- **PROBLEMS TO WORK ON**
[a] List every abbreviation that the RUNX3 study entry below spells out, each with its full form as given there.
[b] Summarize the RUNX3 study entry below in two sentences.
[c] Answer these questions from the RUNX3 study entry below:
(i) In what year was it published?
(ii) Which gene's silencing links aberrant methylation to microsatellite instability?
(iii) What does a deficiency of repair machinery lead to?

- **TEXT PROVIDED**
# # # #

Aberrant methylation within RUNX3 CpG island associated with the nuclear and mitochondrial microsatellite instability in sporadic gastric cancers. Results of a GOIM (Gruppo Oncologico dell'Italia Meridionale) prospective study.
- Authors: GARGANO, G; CALCARA, D; CORSALE, S; AGNESE, V; INTRIVICI, C; FULFARO, F; PANTUSO, G; CAJOZZO, M; MORELLO, V; TOMASINO, RM; OTTINI, L; COLUCCI, G; BAZAN, V; RUSSO, A
- Publication year: 2007
- Type: Articolo in rivista
- OA Link: http://hdl.handle.net/10447/15817
Abstract
Gastric cancer (GC) development is a multistep process, during which numerous alterations accumulate in nuclear and mitochondrial DNA. A deficiency of repair machinery brings about an accumulation of errors introduced within simple repetitive microsatellite sequences during replication of DNA. Aberrant methylation is related to microsatellite instability (MSI) by the silencing of the hMLH1 gene. The aim of this study is to investigate a possible relationship between the RUNX3 promoter methylation, nuclear microsatellite instability (nMSI) and mitochondrial microsatellite instability (mtMSI), in order to clarify its biological role in GC.

# # # #

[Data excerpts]

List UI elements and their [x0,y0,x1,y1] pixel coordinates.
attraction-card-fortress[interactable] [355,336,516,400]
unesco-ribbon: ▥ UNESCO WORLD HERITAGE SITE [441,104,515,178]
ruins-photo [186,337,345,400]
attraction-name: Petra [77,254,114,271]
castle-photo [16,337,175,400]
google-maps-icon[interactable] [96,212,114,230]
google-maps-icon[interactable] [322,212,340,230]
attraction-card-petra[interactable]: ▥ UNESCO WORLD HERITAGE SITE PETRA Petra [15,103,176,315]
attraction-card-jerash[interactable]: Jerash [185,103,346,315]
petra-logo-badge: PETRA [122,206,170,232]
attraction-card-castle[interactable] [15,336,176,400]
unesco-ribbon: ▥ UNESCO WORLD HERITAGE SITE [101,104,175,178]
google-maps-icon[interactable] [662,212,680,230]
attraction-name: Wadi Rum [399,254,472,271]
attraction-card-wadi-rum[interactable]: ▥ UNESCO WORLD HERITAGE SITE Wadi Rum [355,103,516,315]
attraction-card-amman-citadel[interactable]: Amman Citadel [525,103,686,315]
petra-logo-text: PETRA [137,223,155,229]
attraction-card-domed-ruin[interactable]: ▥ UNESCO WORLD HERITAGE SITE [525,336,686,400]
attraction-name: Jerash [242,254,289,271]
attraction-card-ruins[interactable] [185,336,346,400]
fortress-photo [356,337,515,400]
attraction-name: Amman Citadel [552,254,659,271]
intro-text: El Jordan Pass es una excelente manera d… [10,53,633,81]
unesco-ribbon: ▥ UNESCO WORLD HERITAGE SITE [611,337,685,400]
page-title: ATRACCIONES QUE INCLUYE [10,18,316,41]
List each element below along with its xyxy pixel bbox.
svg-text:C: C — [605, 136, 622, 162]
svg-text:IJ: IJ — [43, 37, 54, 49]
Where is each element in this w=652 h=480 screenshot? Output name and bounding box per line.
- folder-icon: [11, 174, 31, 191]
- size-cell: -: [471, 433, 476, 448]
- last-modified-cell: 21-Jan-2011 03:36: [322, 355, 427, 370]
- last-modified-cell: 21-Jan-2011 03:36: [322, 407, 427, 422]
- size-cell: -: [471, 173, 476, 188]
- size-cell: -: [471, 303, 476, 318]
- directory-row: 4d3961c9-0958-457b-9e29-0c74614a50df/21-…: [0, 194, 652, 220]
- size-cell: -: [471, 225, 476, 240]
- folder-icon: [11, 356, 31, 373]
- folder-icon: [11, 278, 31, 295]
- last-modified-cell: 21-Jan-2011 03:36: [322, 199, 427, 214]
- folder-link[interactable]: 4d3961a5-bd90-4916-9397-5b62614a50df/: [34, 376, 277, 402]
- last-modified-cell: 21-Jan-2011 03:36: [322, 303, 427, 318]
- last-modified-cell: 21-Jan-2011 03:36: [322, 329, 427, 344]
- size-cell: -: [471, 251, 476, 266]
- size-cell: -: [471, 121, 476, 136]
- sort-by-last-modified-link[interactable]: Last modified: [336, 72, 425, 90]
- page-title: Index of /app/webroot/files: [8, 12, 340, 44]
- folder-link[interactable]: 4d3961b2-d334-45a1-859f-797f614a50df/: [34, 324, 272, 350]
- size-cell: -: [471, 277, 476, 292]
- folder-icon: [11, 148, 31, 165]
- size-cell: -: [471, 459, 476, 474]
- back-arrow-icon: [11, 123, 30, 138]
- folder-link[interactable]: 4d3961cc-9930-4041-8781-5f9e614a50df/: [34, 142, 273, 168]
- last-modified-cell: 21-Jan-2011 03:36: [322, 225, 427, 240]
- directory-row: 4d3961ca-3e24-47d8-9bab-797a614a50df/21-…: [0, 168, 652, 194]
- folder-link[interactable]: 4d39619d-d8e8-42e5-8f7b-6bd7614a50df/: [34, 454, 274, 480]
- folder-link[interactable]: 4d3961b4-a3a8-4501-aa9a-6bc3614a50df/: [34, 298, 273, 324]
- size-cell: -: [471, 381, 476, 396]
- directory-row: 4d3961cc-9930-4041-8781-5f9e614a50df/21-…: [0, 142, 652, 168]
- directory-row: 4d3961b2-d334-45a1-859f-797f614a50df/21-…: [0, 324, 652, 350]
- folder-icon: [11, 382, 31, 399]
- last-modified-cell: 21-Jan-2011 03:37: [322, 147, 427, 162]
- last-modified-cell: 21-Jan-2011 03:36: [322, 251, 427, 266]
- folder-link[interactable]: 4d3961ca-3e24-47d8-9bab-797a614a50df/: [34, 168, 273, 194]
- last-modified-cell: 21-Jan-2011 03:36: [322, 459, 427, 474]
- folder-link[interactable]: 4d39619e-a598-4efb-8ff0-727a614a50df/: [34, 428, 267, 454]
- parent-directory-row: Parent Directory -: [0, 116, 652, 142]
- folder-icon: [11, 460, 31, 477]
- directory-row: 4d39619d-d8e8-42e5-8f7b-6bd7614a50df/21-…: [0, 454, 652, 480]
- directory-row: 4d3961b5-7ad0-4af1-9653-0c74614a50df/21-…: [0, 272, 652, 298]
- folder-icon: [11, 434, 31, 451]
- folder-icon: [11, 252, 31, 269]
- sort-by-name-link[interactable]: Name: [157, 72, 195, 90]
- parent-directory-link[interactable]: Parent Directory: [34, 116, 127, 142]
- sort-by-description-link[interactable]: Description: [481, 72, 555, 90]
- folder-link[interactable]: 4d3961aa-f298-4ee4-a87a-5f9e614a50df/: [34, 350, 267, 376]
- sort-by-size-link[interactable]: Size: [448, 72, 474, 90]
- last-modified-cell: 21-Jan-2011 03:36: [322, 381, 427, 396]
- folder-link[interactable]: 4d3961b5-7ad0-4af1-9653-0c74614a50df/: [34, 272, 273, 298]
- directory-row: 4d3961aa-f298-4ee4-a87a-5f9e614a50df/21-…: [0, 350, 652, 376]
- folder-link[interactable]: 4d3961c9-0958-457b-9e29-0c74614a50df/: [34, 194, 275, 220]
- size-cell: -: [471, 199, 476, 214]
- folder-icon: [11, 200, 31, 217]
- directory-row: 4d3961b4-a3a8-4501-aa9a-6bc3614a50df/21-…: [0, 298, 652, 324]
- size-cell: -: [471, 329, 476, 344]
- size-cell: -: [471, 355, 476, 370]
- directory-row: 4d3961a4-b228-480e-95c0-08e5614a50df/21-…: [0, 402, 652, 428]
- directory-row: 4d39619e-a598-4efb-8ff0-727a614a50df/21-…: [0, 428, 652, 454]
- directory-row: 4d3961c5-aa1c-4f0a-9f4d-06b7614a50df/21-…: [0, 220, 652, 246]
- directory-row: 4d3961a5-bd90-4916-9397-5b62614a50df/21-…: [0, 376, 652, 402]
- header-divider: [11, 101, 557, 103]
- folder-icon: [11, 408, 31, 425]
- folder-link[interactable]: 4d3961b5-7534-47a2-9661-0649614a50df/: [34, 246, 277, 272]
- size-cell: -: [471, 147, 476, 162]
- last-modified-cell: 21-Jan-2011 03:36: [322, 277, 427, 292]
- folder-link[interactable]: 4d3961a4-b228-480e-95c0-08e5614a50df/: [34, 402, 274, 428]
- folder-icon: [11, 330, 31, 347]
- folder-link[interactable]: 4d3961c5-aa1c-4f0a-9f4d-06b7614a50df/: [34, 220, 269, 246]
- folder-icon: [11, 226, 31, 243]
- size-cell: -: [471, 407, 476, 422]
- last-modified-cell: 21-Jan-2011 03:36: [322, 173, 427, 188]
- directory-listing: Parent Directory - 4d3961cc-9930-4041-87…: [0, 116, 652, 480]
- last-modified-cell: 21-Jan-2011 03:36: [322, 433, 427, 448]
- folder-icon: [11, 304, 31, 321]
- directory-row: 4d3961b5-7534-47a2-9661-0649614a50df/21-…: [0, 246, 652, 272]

# # # #

- **RESPONSES TO THE TASKS**
[a]
GOIM: Gruppo Oncologico dell'Italia Meridionale
GC: Gastric cancer
MSI: microsatellite instability
nMSI: nuclear microsatellite instability
mtMSI: mitochondrial microsatellite instability

[b] Gastric cancer develops through many steps in which alterations build up in nuclear and mitochondrial DNA, and aberrant methylation is tied to microsatellite instability through silencing of the hMLH1 gene. This 2007 GOIM prospective study sets out to examine whether RUNX3 promoter methylation is related to nuclear and mitochondrial microsatellite instability, to clarify its biological role in gastric cancer.

[c]
(i) 2007
(ii) The hMLH1 gene
(iii) An accumulation of errors introduced within simple repetitive microsatellite sequences during DNA replication